Using the listing below, copy every line that mentions "Effects".

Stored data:
┏━━
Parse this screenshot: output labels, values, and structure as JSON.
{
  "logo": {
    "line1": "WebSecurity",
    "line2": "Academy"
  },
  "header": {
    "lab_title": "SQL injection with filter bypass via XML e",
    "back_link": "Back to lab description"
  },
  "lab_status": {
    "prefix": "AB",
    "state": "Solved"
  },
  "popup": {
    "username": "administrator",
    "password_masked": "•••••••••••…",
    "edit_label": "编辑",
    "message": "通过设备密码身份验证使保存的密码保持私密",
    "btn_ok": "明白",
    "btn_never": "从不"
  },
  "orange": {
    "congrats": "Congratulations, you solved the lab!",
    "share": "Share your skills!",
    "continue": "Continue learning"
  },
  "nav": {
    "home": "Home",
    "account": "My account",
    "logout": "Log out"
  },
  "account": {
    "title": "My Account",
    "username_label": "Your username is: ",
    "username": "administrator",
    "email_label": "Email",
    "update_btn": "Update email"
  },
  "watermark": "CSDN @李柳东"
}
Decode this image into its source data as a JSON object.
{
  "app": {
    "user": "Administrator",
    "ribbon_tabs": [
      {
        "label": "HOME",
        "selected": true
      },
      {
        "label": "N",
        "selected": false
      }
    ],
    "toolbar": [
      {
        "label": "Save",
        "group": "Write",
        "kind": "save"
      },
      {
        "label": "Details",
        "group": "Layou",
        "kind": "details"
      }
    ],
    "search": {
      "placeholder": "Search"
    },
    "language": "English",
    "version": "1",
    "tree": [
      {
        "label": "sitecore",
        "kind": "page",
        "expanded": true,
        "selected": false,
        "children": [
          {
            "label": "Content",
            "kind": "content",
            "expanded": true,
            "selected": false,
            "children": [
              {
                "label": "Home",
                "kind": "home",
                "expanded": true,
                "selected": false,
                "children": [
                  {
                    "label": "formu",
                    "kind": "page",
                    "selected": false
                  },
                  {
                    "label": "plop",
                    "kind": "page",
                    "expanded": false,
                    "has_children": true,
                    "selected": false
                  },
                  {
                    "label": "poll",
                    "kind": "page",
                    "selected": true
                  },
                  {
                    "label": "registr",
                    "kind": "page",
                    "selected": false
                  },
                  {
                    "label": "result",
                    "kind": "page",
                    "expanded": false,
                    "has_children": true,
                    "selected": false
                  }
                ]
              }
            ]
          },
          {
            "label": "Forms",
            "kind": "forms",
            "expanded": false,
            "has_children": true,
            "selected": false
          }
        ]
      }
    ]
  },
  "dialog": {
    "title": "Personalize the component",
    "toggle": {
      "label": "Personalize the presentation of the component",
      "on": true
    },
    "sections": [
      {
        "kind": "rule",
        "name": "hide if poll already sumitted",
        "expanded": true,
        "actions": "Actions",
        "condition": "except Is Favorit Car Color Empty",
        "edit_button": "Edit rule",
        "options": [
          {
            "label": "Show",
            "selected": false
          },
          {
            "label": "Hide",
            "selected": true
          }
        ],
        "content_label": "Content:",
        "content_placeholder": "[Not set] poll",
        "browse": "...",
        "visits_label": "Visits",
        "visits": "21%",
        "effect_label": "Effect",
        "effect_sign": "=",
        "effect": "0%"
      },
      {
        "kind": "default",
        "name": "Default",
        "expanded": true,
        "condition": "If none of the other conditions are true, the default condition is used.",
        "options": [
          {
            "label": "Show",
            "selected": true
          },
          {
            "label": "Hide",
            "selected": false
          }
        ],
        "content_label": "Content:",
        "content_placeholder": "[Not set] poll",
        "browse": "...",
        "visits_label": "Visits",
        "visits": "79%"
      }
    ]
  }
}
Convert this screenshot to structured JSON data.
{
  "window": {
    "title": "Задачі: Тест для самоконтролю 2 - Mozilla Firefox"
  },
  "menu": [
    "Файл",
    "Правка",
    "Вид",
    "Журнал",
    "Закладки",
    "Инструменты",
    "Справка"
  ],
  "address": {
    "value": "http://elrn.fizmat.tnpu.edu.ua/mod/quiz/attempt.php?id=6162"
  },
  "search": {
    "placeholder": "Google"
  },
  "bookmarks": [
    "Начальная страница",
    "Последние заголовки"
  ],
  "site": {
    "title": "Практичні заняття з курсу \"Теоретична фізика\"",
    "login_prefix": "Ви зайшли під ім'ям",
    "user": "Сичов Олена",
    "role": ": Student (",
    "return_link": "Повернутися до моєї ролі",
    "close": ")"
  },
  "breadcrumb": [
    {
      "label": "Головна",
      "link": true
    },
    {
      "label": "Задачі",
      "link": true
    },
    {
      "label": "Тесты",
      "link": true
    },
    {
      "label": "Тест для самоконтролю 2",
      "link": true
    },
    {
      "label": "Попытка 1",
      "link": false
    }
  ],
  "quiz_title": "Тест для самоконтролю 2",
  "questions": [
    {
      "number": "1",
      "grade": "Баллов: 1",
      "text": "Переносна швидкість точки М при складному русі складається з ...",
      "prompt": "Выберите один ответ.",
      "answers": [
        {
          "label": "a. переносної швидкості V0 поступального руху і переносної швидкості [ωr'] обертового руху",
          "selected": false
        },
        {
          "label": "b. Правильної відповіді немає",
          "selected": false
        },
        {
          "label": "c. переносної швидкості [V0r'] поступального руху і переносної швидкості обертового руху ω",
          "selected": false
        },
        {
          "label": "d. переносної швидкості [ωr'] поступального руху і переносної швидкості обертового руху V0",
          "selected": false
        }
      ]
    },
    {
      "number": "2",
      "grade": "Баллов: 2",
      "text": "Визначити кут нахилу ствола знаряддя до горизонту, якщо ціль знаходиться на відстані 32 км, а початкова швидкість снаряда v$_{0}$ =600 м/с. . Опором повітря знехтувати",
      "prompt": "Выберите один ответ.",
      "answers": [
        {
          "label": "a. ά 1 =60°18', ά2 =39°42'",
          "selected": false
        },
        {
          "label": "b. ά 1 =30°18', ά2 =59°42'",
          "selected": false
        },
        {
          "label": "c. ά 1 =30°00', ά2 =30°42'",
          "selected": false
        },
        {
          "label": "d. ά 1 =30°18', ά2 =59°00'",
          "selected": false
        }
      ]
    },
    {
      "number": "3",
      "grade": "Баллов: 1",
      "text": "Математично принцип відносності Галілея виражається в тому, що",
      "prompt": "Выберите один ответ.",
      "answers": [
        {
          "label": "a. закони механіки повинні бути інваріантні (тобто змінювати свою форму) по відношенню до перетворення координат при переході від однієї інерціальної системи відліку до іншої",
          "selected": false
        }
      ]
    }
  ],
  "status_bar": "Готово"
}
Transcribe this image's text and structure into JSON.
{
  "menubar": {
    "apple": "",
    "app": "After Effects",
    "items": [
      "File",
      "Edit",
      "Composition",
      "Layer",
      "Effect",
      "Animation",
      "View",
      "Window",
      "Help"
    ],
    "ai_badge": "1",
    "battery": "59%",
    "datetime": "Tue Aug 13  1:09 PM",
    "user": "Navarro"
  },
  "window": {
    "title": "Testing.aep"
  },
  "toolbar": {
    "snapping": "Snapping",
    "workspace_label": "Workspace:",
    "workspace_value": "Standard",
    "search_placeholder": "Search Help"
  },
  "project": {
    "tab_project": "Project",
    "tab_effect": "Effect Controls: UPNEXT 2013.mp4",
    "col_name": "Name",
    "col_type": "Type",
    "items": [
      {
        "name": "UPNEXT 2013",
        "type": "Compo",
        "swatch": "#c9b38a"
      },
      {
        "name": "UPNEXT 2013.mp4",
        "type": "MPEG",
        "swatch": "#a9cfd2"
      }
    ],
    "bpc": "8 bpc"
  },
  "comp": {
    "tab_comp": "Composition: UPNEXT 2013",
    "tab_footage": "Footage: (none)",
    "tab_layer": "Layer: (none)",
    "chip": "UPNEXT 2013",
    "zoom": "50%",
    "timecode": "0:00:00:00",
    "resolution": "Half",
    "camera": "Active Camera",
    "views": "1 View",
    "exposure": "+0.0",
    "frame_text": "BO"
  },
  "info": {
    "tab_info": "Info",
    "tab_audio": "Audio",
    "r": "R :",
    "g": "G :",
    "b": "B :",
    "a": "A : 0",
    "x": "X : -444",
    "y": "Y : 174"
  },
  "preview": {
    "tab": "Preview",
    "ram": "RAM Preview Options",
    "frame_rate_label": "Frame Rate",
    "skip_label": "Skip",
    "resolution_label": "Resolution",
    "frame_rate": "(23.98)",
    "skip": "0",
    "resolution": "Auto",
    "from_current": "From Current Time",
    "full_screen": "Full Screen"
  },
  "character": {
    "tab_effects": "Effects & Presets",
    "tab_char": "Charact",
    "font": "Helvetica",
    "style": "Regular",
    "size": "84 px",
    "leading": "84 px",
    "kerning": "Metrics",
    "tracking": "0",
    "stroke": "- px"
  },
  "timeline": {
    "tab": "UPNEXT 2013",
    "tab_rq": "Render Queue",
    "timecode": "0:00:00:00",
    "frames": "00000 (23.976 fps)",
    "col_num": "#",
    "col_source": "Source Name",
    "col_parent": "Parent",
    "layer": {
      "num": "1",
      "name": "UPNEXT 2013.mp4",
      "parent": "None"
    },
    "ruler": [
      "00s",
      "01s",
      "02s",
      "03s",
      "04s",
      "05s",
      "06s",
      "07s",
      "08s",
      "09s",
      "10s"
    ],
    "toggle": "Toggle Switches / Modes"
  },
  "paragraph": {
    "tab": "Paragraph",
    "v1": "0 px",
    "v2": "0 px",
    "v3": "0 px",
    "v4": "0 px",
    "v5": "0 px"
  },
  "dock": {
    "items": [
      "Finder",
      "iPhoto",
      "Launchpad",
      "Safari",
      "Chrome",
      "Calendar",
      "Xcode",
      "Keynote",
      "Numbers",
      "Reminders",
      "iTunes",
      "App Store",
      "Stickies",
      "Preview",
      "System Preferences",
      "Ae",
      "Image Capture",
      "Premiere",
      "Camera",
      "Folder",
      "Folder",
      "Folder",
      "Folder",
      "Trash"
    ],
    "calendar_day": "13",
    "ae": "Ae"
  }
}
┗━━
OUTPUT FOR THIS TASK:
    "app": "After Effects",
    "tab_effects": "Effects & Presets",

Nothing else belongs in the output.